-- begin Data section --

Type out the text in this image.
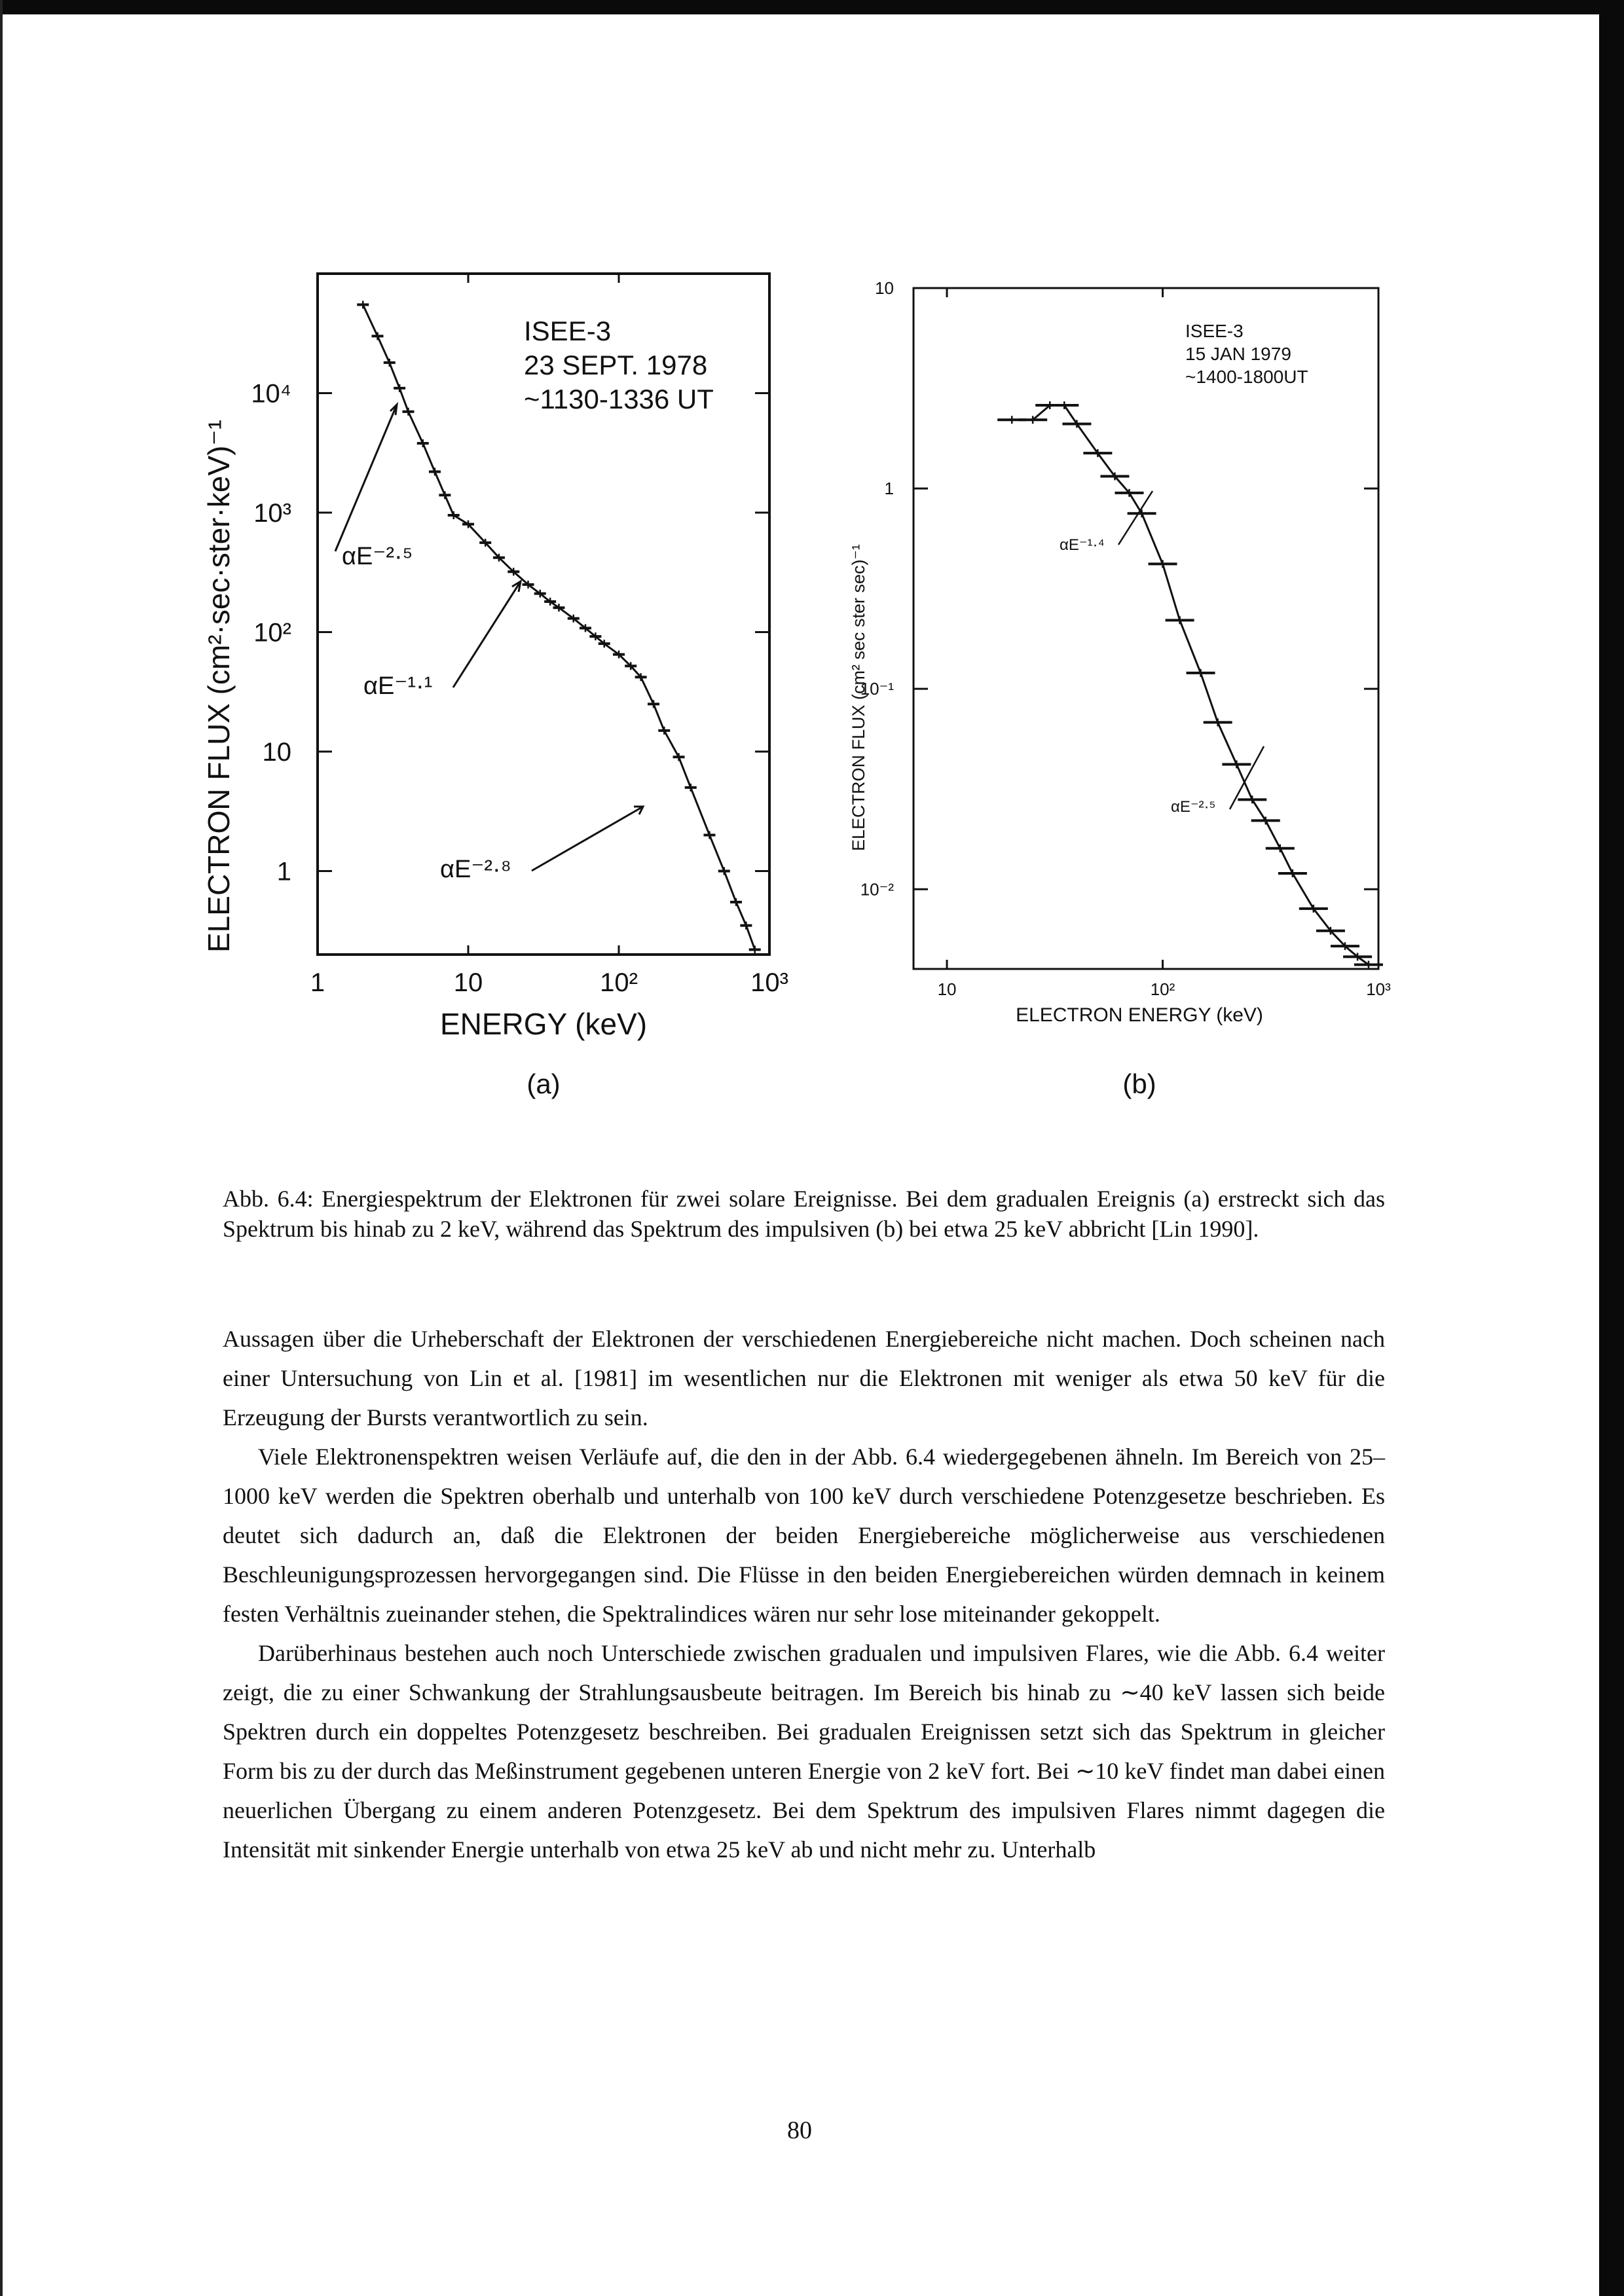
1	10	10²	10³
10⁴
10³
10²
10
1
ISEE-3
23 SEPT. 1978
~1130-1336 UT
αE⁻²·⁵
αE⁻¹·¹
αE⁻²·⁸
ELECTRON FLUX (cm²·sec·ster·keV)⁻¹
ENERGY (keV)
(a)
10	10²	10³
10
1
10⁻¹
10⁻²
ISEE-3
15 JAN 1979
~1400-1800UT
αE⁻¹·⁴
αE⁻²·⁵
ELECTRON FLUX (cm² sec ster sec)⁻¹
ELECTRON ENERGY (keV)
(b)
Abb. 6.4: Energiespektrum der Elektronen für zwei solare Ereignisse. Bei dem gradualen Ereignis (a) erstreckt sich das Spektrum bis hinab zu 2 keV, während das Spektrum des impulsiven (b) bei etwa 25 keV abbricht [Lin 1990].

Aussagen über die Urheberschaft der Elektronen der verschiedenen Energiebereiche nicht machen. Doch scheinen nach einer Untersuchung von Lin et al. [1981] im wesentlichen nur die Elektronen mit weniger als etwa 50 keV für die Erzeugung der Bursts verantwortlich zu sein.

Viele Elektronenspektren weisen Verläufe auf, die den in der Abb. 6.4 wiedergegebenen ähneln. Im Bereich von 25–1000 keV werden die Spektren oberhalb und unterhalb von 100 keV durch verschiedene Potenzgesetze beschrieben. Es deutet sich dadurch an, daß die Elektronen der beiden Energiebereiche möglicherweise aus verschiedenen Beschleunigungsprozessen hervorgegangen sind. Die Flüsse in den beiden Energiebereichen würden demnach in keinem festen Verhältnis zueinander stehen, die Spektralindices wären nur sehr lose miteinander gekoppelt.

Darüberhinaus bestehen auch noch Unterschiede zwischen gradualen und impulsiven Flares, wie die Abb. 6.4 weiter zeigt, die zu einer Schwankung der Strahlungsausbeute beitragen. Im Bereich bis hinab zu ∼40 keV lassen sich beide Spektren durch ein doppeltes Potenzgesetz beschreiben. Bei gradualen Ereignissen setzt sich das Spektrum in gleicher Form bis zu der durch das Meßinstrument gegebenen unteren Energie von 2 keV fort. Bei ∼10 keV findet man dabei einen neuerlichen Übergang zu einem anderen Potenzgesetz. Bei dem Spektrum des impulsiven Flares nimmt dagegen die Intensität mit sinkender Energie unterhalb von etwa 25 keV ab und nicht mehr zu. Unterhalb

80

-- end Data section --

From the listing, tally every line with the word "ELECTRON" in it and give only the tally.

3